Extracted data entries
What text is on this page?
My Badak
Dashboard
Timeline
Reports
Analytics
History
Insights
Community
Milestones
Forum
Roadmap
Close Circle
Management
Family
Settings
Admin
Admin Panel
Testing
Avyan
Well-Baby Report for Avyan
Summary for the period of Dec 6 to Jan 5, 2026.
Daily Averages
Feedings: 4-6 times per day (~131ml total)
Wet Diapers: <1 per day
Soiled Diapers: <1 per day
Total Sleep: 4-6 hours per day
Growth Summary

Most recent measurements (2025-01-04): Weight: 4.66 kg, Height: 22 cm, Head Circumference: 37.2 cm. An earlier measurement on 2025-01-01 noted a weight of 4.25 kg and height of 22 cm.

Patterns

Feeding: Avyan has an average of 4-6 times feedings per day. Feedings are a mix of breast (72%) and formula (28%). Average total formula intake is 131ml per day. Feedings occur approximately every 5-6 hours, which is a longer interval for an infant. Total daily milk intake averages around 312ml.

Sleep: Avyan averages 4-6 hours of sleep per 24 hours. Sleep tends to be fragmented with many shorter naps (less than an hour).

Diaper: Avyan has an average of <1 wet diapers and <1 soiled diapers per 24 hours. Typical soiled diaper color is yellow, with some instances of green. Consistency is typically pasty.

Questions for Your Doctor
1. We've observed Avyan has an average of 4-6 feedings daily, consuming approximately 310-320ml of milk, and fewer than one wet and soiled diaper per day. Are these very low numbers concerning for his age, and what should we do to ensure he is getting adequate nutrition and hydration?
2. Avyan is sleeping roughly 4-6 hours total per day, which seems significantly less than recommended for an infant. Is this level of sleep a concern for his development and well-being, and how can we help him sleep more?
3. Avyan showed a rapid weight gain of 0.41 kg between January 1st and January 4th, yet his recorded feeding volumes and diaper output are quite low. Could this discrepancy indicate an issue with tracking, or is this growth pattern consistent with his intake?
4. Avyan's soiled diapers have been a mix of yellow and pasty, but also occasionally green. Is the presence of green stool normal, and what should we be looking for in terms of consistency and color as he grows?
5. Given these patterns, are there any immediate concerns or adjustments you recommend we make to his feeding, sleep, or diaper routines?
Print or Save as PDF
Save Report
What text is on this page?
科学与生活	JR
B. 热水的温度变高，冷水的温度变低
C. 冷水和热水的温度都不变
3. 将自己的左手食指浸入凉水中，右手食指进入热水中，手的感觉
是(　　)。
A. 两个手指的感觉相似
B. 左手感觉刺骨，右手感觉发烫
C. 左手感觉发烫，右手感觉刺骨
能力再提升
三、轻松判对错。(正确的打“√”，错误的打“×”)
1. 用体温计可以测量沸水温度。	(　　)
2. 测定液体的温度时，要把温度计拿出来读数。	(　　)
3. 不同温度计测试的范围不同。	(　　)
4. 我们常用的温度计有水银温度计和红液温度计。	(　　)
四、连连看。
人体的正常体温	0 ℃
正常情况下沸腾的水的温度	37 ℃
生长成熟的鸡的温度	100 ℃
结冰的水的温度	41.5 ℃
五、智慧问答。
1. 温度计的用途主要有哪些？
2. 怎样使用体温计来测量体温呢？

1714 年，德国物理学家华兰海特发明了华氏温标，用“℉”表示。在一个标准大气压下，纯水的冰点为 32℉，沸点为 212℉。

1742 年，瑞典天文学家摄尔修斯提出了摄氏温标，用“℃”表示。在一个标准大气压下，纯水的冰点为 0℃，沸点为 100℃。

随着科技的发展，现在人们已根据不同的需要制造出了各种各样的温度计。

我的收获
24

_Task description_
All of the entries should be written out again exactly.

_Solution for this exercise_
What text is on this page?
My Badak
Dashboard
Timeline
Reports
Analytics
History
Insights
Community
Milestones
Forum
Roadmap
Close Circle
Management
Family
Settings
Admin
Admin Panel
Testing
Avyan
Well-Baby Report for Avyan
Summary for the period of Dec 6 to Jan 5, 2026.
Daily Averages
Feedings: 4-6 times per day (~131ml total)
Wet Diapers: <1 per day
Soiled Diapers: <1 per day
Total Sleep: 4-6 hours per day
Growth Summary

Most recent measurements (2025-01-04): Weight: 4.66 kg, Height: 22 cm, Head Circumference: 37.2 cm. An earlier measurement on 2025-01-01 noted a weight of 4.25 kg and height of 22 cm.

Patterns

Feeding: Avyan has an average of 4-6 times feedings per day. Feedings are a mix of breast (72%) and formula (28%). Average total formula intake is 131ml per day. Feedings occur approximately every 5-6 hours, which is a longer interval for an infant. Total daily milk intake averages around 312ml.

Sleep: Avyan averages 4-6 hours of sleep per 24 hours. Sleep tends to be fragmented with many shorter naps (less than an hour).

Diaper: Avyan has an average of <1 wet diapers and <1 soiled diapers per 24 hours. Typical soiled diaper color is yellow, with some instances of green. Consistency is typically pasty.

Questions for Your Doctor
1. We've observed Avyan has an average of 4-6 feedings daily, consuming approximately 310-320ml of milk, and fewer than one wet and soiled diaper per day. Are these very low numbers concerning for his age, and what should we do to ensure he is getting adequate nutrition and hydration?
2. Avyan is sleeping roughly 4-6 hours total per day, which seems significantly less than recommended for an infant. Is this level of sleep a concern for his development and well-being, and how can we help him sleep more?
3. Avyan showed a rapid weight gain of 0.41 kg between January 1st and January 4th, yet his recorded feeding volumes and diaper output are quite low. Could this discrepancy indicate an issue with tracking, or is this growth pattern consistent with his intake?
4. Avyan's soiled diapers have been a mix of yellow and pasty, but also occasionally green. Is the presence of green stool normal, and what should we be looking for in terms of consistency and color as he grows?
5. Given these patterns, are there any immediate concerns or adjustments you recommend we make to his feeding, sleep, or diaper routines?
Print or Save as PDF
Save Report
What text is on this page?
科学与生活	JR
B. 热水的温度变高，冷水的温度变低
C. 冷水和热水的温度都不变
3. 将自己的左手食指浸入凉水中，右手食指进入热水中，手的感觉
是(　　)。
A. 两个手指的感觉相似
B. 左手感觉刺骨，右手感觉发烫
C. 左手感觉发烫，右手感觉刺骨
能力再提升
三、轻松判对错。(正确的打“√”，错误的打“×”)
1. 用体温计可以测量沸水温度。	(　　)
2. 测定液体的温度时，要把温度计拿出来读数。	(　　)
3. 不同温度计测试的范围不同。	(　　)
4. 我们常用的温度计有水银温度计和红液温度计。	(　　)
四、连连看。
人体的正常体温	0 ℃
正常情况下沸腾的水的温度	37 ℃
生长成熟的鸡的温度	100 ℃
结冰的水的温度	41.5 ℃
五、智慧问答。
1. 温度计的用途主要有哪些？
2. 怎样使用体温计来测量体温呢？

1714 年，德国物理学家华兰海特发明了华氏温标，用“℉”表示。在一个标准大气压下，纯水的冰点为 32℉，沸点为 212℉。

1742 年，瑞典天文学家摄尔修斯提出了摄氏温标，用“℃”表示。在一个标准大气压下，纯水的冰点为 0℃，沸点为 100℃。

随着科技的发展，现在人们已根据不同的需要制造出了各种各样的温度计。

我的收获
24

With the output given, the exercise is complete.